## WORK INSTRUCTIONS
Copy nothing but the text: reproduce each line of the listing exactly and leave the pictures out.

## DATA SHOWN
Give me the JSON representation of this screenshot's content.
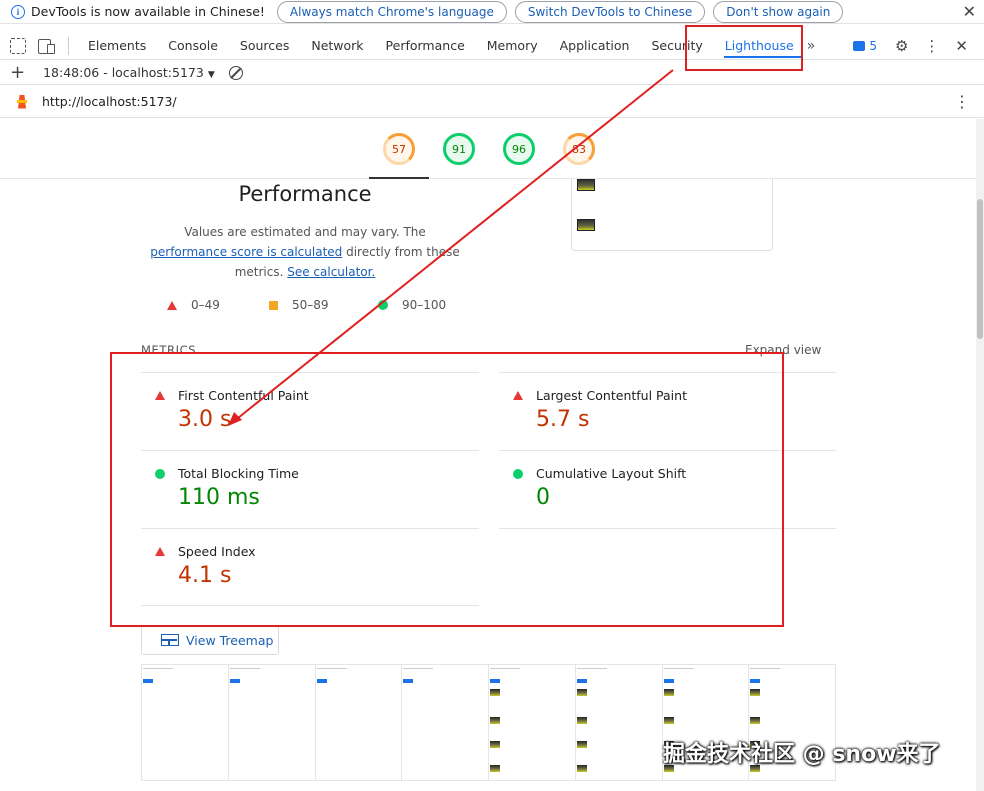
{
  "infobar": {
    "text": "DevTools is now available in Chinese!",
    "btn_match": "Always match Chrome's language",
    "btn_switch": "Switch DevTools to Chinese",
    "btn_dont_show": "Don't show again",
    "close": "✕"
  },
  "tabs": {
    "items": [
      "Elements",
      "Console",
      "Sources",
      "Network",
      "Performance",
      "Memory",
      "Application",
      "Security",
      "Lighthouse"
    ],
    "more": "»",
    "issues_count": "5"
  },
  "toolbar": {
    "report": "18:48:06 - localhost:5173"
  },
  "urlbar": {
    "url": "http://localhost:5173/"
  },
  "gauges": {
    "scores": [
      "57",
      "91",
      "96",
      "83"
    ]
  },
  "performance": {
    "title": "Performance",
    "desc_part1": "Values are estimated and may vary. The ",
    "desc_link1": "performance score is calculated",
    "desc_part2": " directly from these metrics. ",
    "desc_link2": "See calculator.",
    "legend_red": "0–49",
    "legend_orange": "50–89",
    "legend_green": "90–100"
  },
  "metrics": {
    "label": "METRICS",
    "expand": "Expand view",
    "fcp_name": "First Contentful Paint",
    "fcp_value": "3.0 s",
    "lcp_name": "Largest Contentful Paint",
    "lcp_value": "5.7 s",
    "tbt_name": "Total Blocking Time",
    "tbt_value": "110 ms",
    "cls_name": "Cumulative Layout Shift",
    "cls_value": "0",
    "si_name": "Speed Index",
    "si_value": "4.1 s"
  },
  "treemap": {
    "label": "View Treemap"
  },
  "watermark": "掘金技术社区 @ snow来了",
  "colors": {
    "accent": "#1a73e8",
    "fail": "#c33300",
    "pass": "#008800",
    "average": "#fa9e38",
    "annotation": "#e02020"
  }
}
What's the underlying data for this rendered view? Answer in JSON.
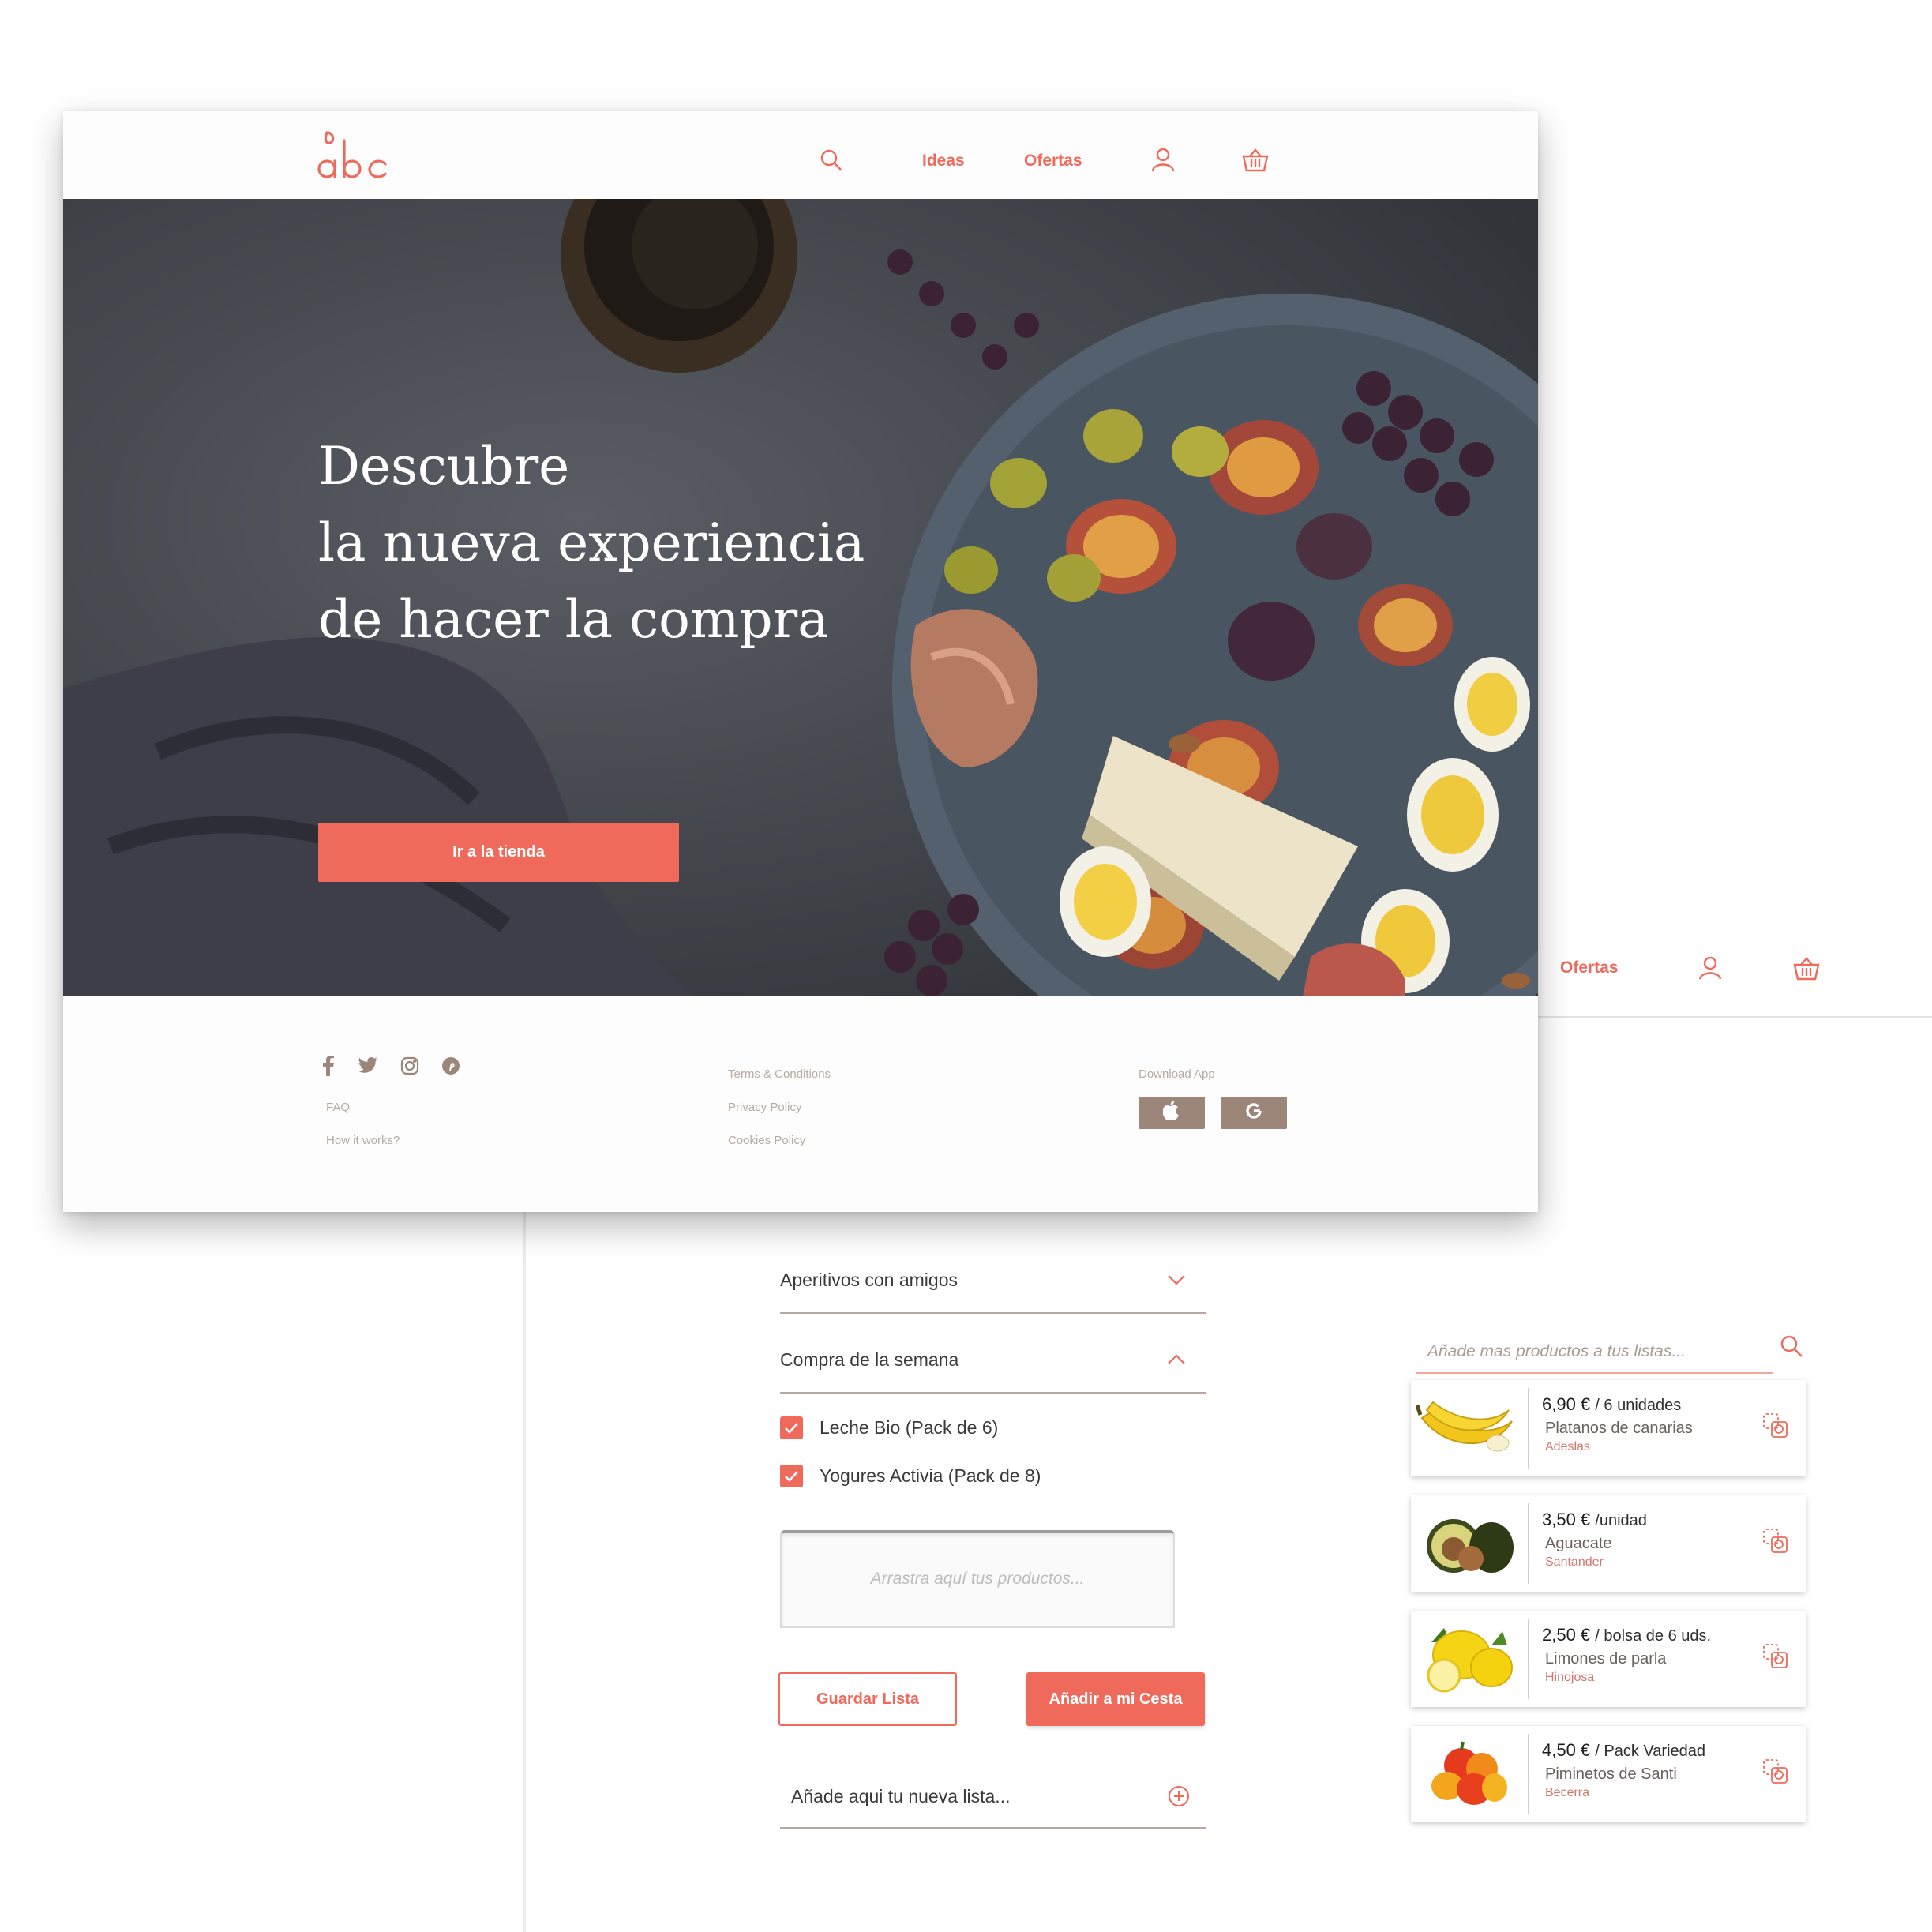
{
  "colors": {
    "accent": "#f06a5c",
    "footer_brown": "#9c8679",
    "text_dark": "#3b3a3a"
  },
  "brand": {
    "logo_text": "abc"
  },
  "front_header": {
    "nav": {
      "ideas": "Ideas",
      "offers": "Ofertas"
    },
    "icons": [
      "search-icon",
      "user-icon",
      "basket-icon"
    ]
  },
  "hero": {
    "title_lines": [
      "Descubre",
      "la nueva experiencia",
      "de hacer la compra"
    ],
    "button_label": "Ir a la tienda"
  },
  "footer": {
    "social_icons": [
      "facebook-icon",
      "twitter-icon",
      "instagram-icon",
      "pinterest-icon"
    ],
    "links_left": [
      "FAQ",
      "How it works?"
    ],
    "links_middle": [
      "Terms & Conditions",
      "Privacy Policy",
      "Cookies Policy"
    ],
    "download_label": "Download App",
    "app_icons": [
      "apple-icon",
      "google-icon"
    ]
  },
  "back_header": {
    "nav": {
      "offers": "Ofertas"
    },
    "icons": [
      "user-icon",
      "basket-icon"
    ]
  },
  "lists": {
    "accordion": [
      {
        "label": "Aperitivos con amigos",
        "expanded": false
      },
      {
        "label": "Compra de la semana",
        "expanded": true
      }
    ],
    "items": [
      {
        "label": "Leche Bio (Pack de 6)",
        "checked": true
      },
      {
        "label": "Yogures Activia (Pack de 8)",
        "checked": true
      }
    ],
    "drop_placeholder": "Arrastra aquí tus productos...",
    "save_button": "Guardar Lista",
    "add_cart_button": "Añadir a mi Cesta",
    "new_list_placeholder": "Añade aqui tu nueva lista..."
  },
  "products": {
    "search_placeholder": "Añade mas productos a tus listas...",
    "items": [
      {
        "price": "6,90 €",
        "unit": "/ 6 unidades",
        "name": "Platanos de canarias",
        "origin": "Adeslas",
        "icon": "banana-icon"
      },
      {
        "price": "3,50 €",
        "unit": "/unidad",
        "name": "Aguacate",
        "origin": "Santander",
        "icon": "avocado-icon"
      },
      {
        "price": "2,50 €",
        "unit": "/ bolsa de 6 uds.",
        "name": "Limones de parla",
        "origin": "Hinojosa",
        "icon": "lemon-icon"
      },
      {
        "price": "4,50 €",
        "unit": "/ Pack Variedad",
        "name": "Piminetos de Santi",
        "origin": "Becerra",
        "icon": "pepper-icon"
      }
    ]
  }
}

## CORRECT RESPONSE
Give me the JSON representation of this screenshot's content.
{
  "infobar": {
    "text": "DevTools is now available in Chinese!",
    "btn_match": "Always match Chrome's language",
    "btn_switch": "Switch DevTools to Chinese",
    "btn_dont_show": "Don't show again",
    "close": "✕"
  },
  "tabs": {
    "items": [
      "Elements",
      "Console",
      "Sources",
      "Network",
      "Performance",
      "Memory",
      "Application",
      "Security",
      "Lighthouse"
    ],
    "more": "»",
    "issues_count": "5"
  },
  "toolbar": {
    "report": "18:48:06 - localhost:5173"
  },
  "urlbar": {
    "url": "http://localhost:5173/"
  },
  "gauges": {
    "scores": [
      "57",
      "91",
      "96",
      "83"
    ]
  },
  "performance": {
    "title": "Performance",
    "desc_part1": "Values are estimated and may vary. The ",
    "desc_link1": "performance score is calculated",
    "desc_part2": " directly from these metrics. ",
    "desc_link2": "See calculator.",
    "legend_red": "0–49",
    "legend_orange": "50–89",
    "legend_green": "90–100"
  },
  "metrics": {
    "label": "METRICS",
    "expand": "Expand view",
    "fcp_name": "First Contentful Paint",
    "fcp_value": "3.0 s",
    "lcp_name": "Largest Contentful Paint",
    "lcp_value": "5.7 s",
    "tbt_name": "Total Blocking Time",
    "tbt_value": "110 ms",
    "cls_name": "Cumulative Layout Shift",
    "cls_value": "0",
    "si_name": "Speed Index",
    "si_value": "4.1 s"
  },
  "treemap": {
    "label": "View Treemap"
  },
  "watermark": "掘金技术社区 @ snow来了",
  "colors": {
    "accent": "#1a73e8",
    "fail": "#c33300",
    "pass": "#008800",
    "average": "#fa9e38",
    "annotation": "#e02020"
  }
}
What's the underlying data for this rendered view? Answer in JSON.
{
  "colors": {
    "accent": "#f06a5c",
    "footer_brown": "#9c8679",
    "text_dark": "#3b3a3a"
  },
  "brand": {
    "logo_text": "abc"
  },
  "front_header": {
    "nav": {
      "ideas": "Ideas",
      "offers": "Ofertas"
    },
    "icons": [
      "search-icon",
      "user-icon",
      "basket-icon"
    ]
  },
  "hero": {
    "title_lines": [
      "Descubre",
      "la nueva experiencia",
      "de hacer la compra"
    ],
    "button_label": "Ir a la tienda"
  },
  "footer": {
    "social_icons": [
      "facebook-icon",
      "twitter-icon",
      "instagram-icon",
      "pinterest-icon"
    ],
    "links_left": [
      "FAQ",
      "How it works?"
    ],
    "links_middle": [
      "Terms & Conditions",
      "Privacy Policy",
      "Cookies Policy"
    ],
    "download_label": "Download App",
    "app_icons": [
      "apple-icon",
      "google-icon"
    ]
  },
  "back_header": {
    "nav": {
      "offers": "Ofertas"
    },
    "icons": [
      "user-icon",
      "basket-icon"
    ]
  },
  "lists": {
    "accordion": [
      {
        "label": "Aperitivos con amigos",
        "expanded": false
      },
      {
        "label": "Compra de la semana",
        "expanded": true
      }
    ],
    "items": [
      {
        "label": "Leche Bio (Pack de 6)",
        "checked": true
      },
      {
        "label": "Yogures Activia (Pack de 8)",
        "checked": true
      }
    ],
    "drop_placeholder": "Arrastra aquí tus productos...",
    "save_button": "Guardar Lista",
    "add_cart_button": "Añadir a mi Cesta",
    "new_list_placeholder": "Añade aqui tu nueva lista..."
  },
  "products": {
    "search_placeholder": "Añade mas productos a tus listas...",
    "items": [
      {
        "price": "6,90 €",
        "unit": "/ 6 unidades",
        "name": "Platanos de canarias",
        "origin": "Adeslas",
        "icon": "banana-icon"
      },
      {
        "price": "3,50 €",
        "unit": "/unidad",
        "name": "Aguacate",
        "origin": "Santander",
        "icon": "avocado-icon"
      },
      {
        "price": "2,50 €",
        "unit": "/ bolsa de 6 uds.",
        "name": "Limones de parla",
        "origin": "Hinojosa",
        "icon": "lemon-icon"
      },
      {
        "price": "4,50 €",
        "unit": "/ Pack Variedad",
        "name": "Piminetos de Santi",
        "origin": "Becerra",
        "icon": "pepper-icon"
      }
    ]
  }
}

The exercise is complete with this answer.